# START OF Data to process
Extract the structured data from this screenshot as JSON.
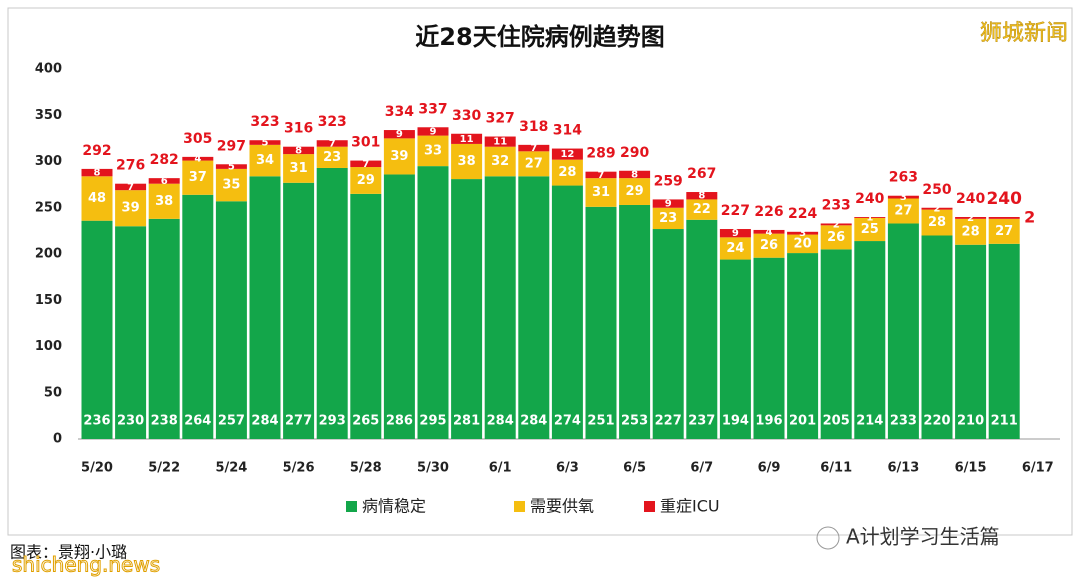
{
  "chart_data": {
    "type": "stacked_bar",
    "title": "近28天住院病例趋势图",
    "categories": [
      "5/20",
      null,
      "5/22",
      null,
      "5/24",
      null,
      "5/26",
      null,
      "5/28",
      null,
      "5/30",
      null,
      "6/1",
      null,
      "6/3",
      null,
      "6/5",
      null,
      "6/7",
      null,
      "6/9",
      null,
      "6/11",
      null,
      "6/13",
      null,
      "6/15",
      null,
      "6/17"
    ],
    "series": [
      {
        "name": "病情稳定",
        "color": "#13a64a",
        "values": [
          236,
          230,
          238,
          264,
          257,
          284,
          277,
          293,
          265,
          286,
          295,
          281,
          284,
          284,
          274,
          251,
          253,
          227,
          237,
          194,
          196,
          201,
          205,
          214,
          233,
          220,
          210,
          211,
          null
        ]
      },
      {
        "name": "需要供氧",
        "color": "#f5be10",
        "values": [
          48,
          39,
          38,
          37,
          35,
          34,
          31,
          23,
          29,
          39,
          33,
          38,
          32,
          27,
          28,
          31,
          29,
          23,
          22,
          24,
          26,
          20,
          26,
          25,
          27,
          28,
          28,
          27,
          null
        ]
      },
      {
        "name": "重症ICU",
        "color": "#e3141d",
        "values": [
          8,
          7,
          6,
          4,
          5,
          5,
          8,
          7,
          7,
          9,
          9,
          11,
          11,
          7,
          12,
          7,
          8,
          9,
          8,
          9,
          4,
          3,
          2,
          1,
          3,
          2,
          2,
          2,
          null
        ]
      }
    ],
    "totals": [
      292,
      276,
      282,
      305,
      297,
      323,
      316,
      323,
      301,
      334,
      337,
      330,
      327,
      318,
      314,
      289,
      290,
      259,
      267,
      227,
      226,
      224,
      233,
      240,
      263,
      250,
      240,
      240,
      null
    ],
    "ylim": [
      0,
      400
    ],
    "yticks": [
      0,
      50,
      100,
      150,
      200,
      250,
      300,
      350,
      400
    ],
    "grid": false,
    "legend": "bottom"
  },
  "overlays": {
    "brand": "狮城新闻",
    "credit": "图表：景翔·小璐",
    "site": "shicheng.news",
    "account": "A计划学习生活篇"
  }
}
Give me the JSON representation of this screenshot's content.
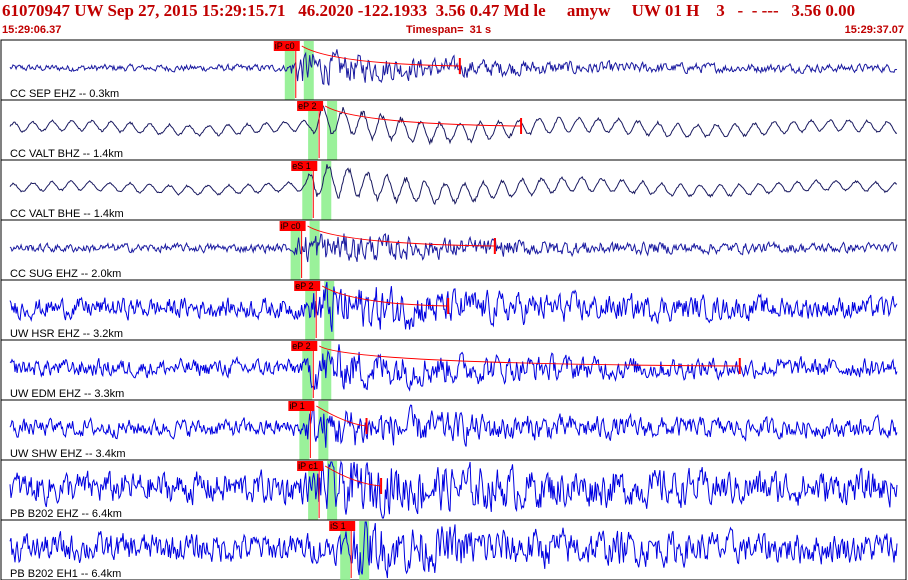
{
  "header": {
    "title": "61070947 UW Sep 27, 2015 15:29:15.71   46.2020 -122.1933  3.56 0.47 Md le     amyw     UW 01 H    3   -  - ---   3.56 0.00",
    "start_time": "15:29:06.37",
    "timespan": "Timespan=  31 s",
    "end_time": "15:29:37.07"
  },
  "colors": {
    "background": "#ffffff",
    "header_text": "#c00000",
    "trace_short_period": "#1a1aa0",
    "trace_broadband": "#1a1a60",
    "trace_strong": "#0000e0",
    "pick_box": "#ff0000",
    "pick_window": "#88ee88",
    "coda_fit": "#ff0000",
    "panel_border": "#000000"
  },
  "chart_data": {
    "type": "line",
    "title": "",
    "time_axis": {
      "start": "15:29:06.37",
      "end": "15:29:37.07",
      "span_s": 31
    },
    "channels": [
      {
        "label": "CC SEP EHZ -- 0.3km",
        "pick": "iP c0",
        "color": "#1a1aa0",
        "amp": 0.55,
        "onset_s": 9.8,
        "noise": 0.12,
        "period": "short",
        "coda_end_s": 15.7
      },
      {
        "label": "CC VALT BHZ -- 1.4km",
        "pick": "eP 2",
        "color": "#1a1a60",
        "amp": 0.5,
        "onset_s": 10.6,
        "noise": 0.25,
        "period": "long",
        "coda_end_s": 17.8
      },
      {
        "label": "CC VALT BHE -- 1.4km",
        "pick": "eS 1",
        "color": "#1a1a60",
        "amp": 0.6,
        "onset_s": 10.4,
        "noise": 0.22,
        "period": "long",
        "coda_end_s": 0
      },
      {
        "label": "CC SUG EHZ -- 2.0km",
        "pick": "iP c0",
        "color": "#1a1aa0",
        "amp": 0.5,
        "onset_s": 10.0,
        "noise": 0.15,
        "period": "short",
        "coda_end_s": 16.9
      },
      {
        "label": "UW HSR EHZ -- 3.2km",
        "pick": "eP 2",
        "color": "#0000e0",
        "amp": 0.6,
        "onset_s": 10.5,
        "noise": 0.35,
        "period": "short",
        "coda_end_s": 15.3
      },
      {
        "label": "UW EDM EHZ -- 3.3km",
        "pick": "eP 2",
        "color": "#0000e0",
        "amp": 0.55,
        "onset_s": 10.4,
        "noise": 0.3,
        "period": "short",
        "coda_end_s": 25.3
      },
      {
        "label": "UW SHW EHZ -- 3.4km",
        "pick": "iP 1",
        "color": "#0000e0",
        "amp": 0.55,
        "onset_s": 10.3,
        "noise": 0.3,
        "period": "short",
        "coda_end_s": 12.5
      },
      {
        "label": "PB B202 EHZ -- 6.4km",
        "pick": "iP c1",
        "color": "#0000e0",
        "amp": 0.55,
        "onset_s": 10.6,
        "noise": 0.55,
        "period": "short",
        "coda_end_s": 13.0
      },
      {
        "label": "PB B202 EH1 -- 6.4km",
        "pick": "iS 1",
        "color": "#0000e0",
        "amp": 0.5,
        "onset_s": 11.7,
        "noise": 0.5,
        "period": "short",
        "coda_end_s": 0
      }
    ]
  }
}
# END OF Data to process
- **Task directions**:
Copy the records exactly as they appear, excluding images.

- **Result**:
Extract the structured data from this screenshot as JSON.
{
  "chart_data": {
    "type": "stacked_bar",
    "title": "近28天住院病例趋势图",
    "categories": [
      "5/20",
      null,
      "5/22",
      null,
      "5/24",
      null,
      "5/26",
      null,
      "5/28",
      null,
      "5/30",
      null,
      "6/1",
      null,
      "6/3",
      null,
      "6/5",
      null,
      "6/7",
      null,
      "6/9",
      null,
      "6/11",
      null,
      "6/13",
      null,
      "6/15",
      null,
      "6/17"
    ],
    "series": [
      {
        "name": "病情稳定",
        "color": "#13a64a",
        "values": [
          236,
          230,
          238,
          264,
          257,
          284,
          277,
          293,
          265,
          286,
          295,
          281,
          284,
          284,
          274,
          251,
          253,
          227,
          237,
          194,
          196,
          201,
          205,
          214,
          233,
          220,
          210,
          211,
          null
        ]
      },
      {
        "name": "需要供氧",
        "color": "#f5be10",
        "values": [
          48,
          39,
          38,
          37,
          35,
          34,
          31,
          23,
          29,
          39,
          33,
          38,
          32,
          27,
          28,
          31,
          29,
          23,
          22,
          24,
          26,
          20,
          26,
          25,
          27,
          28,
          28,
          27,
          null
        ]
      },
      {
        "name": "重症ICU",
        "color": "#e3141d",
        "values": [
          8,
          7,
          6,
          4,
          5,
          5,
          8,
          7,
          7,
          9,
          9,
          11,
          11,
          7,
          12,
          7,
          8,
          9,
          8,
          9,
          4,
          3,
          2,
          1,
          3,
          2,
          2,
          2,
          null
        ]
      }
    ],
    "totals": [
      292,
      276,
      282,
      305,
      297,
      323,
      316,
      323,
      301,
      334,
      337,
      330,
      327,
      318,
      314,
      289,
      290,
      259,
      267,
      227,
      226,
      224,
      233,
      240,
      263,
      250,
      240,
      240,
      null
    ],
    "ylim": [
      0,
      400
    ],
    "yticks": [
      0,
      50,
      100,
      150,
      200,
      250,
      300,
      350,
      400
    ],
    "grid": false,
    "legend": "bottom"
  },
  "overlays": {
    "brand": "狮城新闻",
    "credit": "图表：景翔·小璐",
    "site": "shicheng.news",
    "account": "A计划学习生活篇"
  }
}
Give me the JSON representation of this screenshot's content.
{
  "header": {
    "title": "61070947 UW Sep 27, 2015 15:29:15.71   46.2020 -122.1933  3.56 0.47 Md le     amyw     UW 01 H    3   -  - ---   3.56 0.00",
    "start_time": "15:29:06.37",
    "timespan": "Timespan=  31 s",
    "end_time": "15:29:37.07"
  },
  "colors": {
    "background": "#ffffff",
    "header_text": "#c00000",
    "trace_short_period": "#1a1aa0",
    "trace_broadband": "#1a1a60",
    "trace_strong": "#0000e0",
    "pick_box": "#ff0000",
    "pick_window": "#88ee88",
    "coda_fit": "#ff0000",
    "panel_border": "#000000"
  },
  "chart_data": {
    "type": "line",
    "title": "",
    "time_axis": {
      "start": "15:29:06.37",
      "end": "15:29:37.07",
      "span_s": 31
    },
    "channels": [
      {
        "label": "CC SEP EHZ -- 0.3km",
        "pick": "iP c0",
        "color": "#1a1aa0",
        "amp": 0.55,
        "onset_s": 9.8,
        "noise": 0.12,
        "period": "short",
        "coda_end_s": 15.7
      },
      {
        "label": "CC VALT BHZ -- 1.4km",
        "pick": "eP 2",
        "color": "#1a1a60",
        "amp": 0.5,
        "onset_s": 10.6,
        "noise": 0.25,
        "period": "long",
        "coda_end_s": 17.8
      },
      {
        "label": "CC VALT BHE -- 1.4km",
        "pick": "eS 1",
        "color": "#1a1a60",
        "amp": 0.6,
        "onset_s": 10.4,
        "noise": 0.22,
        "period": "long",
        "coda_end_s": 0
      },
      {
        "label": "CC SUG EHZ -- 2.0km",
        "pick": "iP c0",
        "color": "#1a1aa0",
        "amp": 0.5,
        "onset_s": 10.0,
        "noise": 0.15,
        "period": "short",
        "coda_end_s": 16.9
      },
      {
        "label": "UW HSR EHZ -- 3.2km",
        "pick": "eP 2",
        "color": "#0000e0",
        "amp": 0.6,
        "onset_s": 10.5,
        "noise": 0.35,
        "period": "short",
        "coda_end_s": 15.3
      },
      {
        "label": "UW EDM EHZ -- 3.3km",
        "pick": "eP 2",
        "color": "#0000e0",
        "amp": 0.55,
        "onset_s": 10.4,
        "noise": 0.3,
        "period": "short",
        "coda_end_s": 25.3
      },
      {
        "label": "UW SHW EHZ -- 3.4km",
        "pick": "iP 1",
        "color": "#0000e0",
        "amp": 0.55,
        "onset_s": 10.3,
        "noise": 0.3,
        "period": "short",
        "coda_end_s": 12.5
      },
      {
        "label": "PB B202 EHZ -- 6.4km",
        "pick": "iP c1",
        "color": "#0000e0",
        "amp": 0.55,
        "onset_s": 10.6,
        "noise": 0.55,
        "period": "short",
        "coda_end_s": 13.0
      },
      {
        "label": "PB B202 EH1 -- 6.4km",
        "pick": "iS 1",
        "color": "#0000e0",
        "amp": 0.5,
        "onset_s": 11.7,
        "noise": 0.5,
        "period": "short",
        "coda_end_s": 0
      }
    ]
  }
}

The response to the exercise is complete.